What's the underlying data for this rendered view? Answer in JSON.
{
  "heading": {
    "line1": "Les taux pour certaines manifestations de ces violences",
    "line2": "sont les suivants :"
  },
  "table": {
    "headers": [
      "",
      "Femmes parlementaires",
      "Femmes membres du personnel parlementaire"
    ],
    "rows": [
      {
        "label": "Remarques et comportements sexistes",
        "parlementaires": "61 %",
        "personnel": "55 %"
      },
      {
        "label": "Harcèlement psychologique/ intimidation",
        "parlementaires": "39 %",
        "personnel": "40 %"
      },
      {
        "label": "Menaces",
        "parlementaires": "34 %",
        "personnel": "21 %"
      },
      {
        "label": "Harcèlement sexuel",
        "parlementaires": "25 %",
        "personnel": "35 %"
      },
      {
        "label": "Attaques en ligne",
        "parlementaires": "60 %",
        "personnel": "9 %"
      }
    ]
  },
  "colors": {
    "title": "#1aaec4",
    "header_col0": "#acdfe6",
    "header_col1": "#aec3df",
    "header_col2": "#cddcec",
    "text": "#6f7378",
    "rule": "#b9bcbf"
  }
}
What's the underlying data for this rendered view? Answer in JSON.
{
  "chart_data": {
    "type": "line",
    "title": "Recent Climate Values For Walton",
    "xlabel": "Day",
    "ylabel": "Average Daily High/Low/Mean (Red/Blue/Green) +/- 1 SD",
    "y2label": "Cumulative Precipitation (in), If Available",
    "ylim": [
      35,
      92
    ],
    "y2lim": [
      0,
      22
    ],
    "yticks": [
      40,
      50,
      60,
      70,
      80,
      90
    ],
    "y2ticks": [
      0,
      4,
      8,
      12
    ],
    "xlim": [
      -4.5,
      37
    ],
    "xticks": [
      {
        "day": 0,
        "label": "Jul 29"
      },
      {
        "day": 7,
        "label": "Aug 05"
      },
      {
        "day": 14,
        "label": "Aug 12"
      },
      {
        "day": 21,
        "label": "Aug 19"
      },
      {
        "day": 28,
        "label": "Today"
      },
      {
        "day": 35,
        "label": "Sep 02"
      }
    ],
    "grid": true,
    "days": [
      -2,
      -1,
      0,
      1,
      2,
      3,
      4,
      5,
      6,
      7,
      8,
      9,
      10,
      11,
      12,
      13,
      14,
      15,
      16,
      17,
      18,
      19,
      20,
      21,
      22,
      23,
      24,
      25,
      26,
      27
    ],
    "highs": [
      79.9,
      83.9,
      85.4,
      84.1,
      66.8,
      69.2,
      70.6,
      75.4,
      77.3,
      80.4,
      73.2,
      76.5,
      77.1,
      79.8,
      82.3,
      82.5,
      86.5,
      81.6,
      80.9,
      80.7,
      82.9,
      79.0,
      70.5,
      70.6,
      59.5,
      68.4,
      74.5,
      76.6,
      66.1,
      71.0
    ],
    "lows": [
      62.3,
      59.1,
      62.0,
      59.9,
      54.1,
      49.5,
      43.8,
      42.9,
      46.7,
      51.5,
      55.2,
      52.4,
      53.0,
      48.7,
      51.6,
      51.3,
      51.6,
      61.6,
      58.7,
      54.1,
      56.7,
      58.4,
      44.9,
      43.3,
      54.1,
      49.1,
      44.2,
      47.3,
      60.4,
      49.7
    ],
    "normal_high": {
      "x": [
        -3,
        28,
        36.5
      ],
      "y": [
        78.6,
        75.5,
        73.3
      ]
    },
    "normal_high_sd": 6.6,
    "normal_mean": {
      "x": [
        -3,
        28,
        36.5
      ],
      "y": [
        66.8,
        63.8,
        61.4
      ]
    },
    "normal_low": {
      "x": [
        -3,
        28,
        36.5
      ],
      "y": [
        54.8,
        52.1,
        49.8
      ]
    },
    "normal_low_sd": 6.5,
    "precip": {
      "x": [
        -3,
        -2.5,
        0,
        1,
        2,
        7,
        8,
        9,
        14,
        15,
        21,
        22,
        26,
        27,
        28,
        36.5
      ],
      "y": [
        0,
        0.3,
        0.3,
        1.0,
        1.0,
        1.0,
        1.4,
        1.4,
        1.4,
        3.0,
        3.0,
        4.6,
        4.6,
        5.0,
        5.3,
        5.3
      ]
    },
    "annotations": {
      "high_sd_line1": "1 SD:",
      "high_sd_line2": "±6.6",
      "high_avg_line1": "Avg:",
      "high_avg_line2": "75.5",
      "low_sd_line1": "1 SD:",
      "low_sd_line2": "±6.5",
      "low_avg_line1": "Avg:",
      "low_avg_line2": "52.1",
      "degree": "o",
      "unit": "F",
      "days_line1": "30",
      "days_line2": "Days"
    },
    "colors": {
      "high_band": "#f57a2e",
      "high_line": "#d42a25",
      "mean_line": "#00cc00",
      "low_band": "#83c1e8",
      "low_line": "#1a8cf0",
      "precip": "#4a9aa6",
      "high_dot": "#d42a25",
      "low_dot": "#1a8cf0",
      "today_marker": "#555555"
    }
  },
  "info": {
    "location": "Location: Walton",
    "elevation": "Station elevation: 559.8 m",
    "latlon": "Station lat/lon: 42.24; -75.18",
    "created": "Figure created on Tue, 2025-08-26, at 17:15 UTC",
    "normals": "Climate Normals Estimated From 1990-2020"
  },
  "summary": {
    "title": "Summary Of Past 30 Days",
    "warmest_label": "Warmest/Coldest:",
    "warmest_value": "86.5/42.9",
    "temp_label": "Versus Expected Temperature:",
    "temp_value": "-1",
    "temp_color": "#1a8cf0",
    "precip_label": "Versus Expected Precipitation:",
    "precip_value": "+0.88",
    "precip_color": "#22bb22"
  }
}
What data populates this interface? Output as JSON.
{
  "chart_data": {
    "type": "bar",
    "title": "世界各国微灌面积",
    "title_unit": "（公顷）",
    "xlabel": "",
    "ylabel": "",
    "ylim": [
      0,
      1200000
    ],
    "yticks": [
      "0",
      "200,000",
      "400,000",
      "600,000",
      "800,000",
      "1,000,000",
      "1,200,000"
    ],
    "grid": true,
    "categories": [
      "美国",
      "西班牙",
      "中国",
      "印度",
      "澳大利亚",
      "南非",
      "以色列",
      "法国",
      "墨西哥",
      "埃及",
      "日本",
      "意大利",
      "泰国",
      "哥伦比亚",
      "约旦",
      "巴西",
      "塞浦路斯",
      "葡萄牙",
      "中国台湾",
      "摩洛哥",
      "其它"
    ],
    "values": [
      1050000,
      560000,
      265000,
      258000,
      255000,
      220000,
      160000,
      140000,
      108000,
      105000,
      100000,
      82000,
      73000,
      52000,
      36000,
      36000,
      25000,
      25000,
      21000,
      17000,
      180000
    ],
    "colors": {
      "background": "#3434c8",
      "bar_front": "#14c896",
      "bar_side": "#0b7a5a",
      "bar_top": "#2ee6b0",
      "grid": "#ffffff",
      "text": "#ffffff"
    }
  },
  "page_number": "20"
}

· · · · · · ·

Scan the data above; copy every line where "Walton" appears.

    "title": "Recent Climate Values For Walton",
    "location": "Location: Walton",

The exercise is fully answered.